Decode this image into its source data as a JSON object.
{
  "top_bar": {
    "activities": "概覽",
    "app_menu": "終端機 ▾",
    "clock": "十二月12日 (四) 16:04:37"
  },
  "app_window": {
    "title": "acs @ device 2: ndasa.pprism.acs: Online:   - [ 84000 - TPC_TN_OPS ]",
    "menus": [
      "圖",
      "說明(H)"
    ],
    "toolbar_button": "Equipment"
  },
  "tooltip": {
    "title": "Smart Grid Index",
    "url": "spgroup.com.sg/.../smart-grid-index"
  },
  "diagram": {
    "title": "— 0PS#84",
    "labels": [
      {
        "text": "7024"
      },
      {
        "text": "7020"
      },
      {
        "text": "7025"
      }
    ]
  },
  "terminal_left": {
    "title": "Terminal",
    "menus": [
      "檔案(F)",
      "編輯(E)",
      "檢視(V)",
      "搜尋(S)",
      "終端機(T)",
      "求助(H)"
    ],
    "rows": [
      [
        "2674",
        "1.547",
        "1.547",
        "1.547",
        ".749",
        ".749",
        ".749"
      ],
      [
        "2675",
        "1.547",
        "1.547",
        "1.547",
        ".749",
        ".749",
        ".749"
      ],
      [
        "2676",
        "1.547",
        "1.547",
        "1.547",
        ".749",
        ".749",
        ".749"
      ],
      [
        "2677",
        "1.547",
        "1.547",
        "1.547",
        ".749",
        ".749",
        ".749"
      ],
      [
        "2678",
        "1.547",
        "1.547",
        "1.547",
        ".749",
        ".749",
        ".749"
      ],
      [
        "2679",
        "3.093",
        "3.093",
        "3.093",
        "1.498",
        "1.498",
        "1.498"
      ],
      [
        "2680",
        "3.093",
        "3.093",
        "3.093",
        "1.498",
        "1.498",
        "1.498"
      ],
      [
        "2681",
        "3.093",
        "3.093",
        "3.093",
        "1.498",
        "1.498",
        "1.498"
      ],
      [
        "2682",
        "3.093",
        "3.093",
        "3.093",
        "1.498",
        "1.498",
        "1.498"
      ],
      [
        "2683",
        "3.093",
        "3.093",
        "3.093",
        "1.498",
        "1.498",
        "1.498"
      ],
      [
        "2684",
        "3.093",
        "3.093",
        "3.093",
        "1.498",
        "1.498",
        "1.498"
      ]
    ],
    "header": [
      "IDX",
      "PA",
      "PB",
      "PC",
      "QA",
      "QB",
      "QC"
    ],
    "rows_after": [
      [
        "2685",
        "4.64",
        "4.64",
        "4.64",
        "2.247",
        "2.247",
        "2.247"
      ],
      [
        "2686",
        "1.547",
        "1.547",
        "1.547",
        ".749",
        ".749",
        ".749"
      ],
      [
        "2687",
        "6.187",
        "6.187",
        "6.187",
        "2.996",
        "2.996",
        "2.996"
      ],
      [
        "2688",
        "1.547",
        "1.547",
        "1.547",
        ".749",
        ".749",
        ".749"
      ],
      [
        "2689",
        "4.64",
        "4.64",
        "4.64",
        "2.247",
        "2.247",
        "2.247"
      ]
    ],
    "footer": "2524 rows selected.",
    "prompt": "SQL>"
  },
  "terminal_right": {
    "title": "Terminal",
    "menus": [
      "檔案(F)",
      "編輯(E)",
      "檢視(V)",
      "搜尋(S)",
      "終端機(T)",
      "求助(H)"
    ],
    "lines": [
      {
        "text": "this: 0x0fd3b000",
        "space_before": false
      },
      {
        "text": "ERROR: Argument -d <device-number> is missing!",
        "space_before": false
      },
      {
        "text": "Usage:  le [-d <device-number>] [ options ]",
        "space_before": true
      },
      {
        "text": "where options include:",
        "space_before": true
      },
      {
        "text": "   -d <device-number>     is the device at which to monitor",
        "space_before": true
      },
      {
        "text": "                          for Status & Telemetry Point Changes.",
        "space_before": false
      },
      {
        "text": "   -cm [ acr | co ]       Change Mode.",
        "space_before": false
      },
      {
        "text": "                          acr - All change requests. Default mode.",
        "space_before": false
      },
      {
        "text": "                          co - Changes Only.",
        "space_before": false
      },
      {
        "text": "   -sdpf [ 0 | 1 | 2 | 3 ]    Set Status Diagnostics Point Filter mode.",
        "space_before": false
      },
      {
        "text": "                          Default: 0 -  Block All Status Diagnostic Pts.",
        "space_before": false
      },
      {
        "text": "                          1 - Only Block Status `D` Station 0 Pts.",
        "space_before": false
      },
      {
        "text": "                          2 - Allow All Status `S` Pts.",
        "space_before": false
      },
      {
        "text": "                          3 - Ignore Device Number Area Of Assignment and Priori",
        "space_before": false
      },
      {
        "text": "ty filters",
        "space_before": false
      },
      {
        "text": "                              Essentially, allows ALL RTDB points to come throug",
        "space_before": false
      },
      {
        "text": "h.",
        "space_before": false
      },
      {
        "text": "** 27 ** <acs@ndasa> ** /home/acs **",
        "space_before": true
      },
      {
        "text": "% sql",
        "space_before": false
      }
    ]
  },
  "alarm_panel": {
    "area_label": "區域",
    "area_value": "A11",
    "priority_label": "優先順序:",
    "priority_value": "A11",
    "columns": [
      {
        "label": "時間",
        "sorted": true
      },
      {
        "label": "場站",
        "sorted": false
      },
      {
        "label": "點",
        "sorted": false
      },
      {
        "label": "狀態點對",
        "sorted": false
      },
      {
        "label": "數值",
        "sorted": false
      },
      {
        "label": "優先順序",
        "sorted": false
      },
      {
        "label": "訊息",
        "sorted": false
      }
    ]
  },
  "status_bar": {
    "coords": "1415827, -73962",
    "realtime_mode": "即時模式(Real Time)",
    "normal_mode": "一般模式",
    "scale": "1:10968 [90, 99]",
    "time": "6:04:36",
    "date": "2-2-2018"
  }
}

What is asked —
Search the records for the word "Block" and copy every line where it occurs.

Written reply —
        "text": "                          Default: 0 -  Block All Status Diagnostic Pts.",
        "text": "                          1 - Only Block Status `D` Station 0 Pts.",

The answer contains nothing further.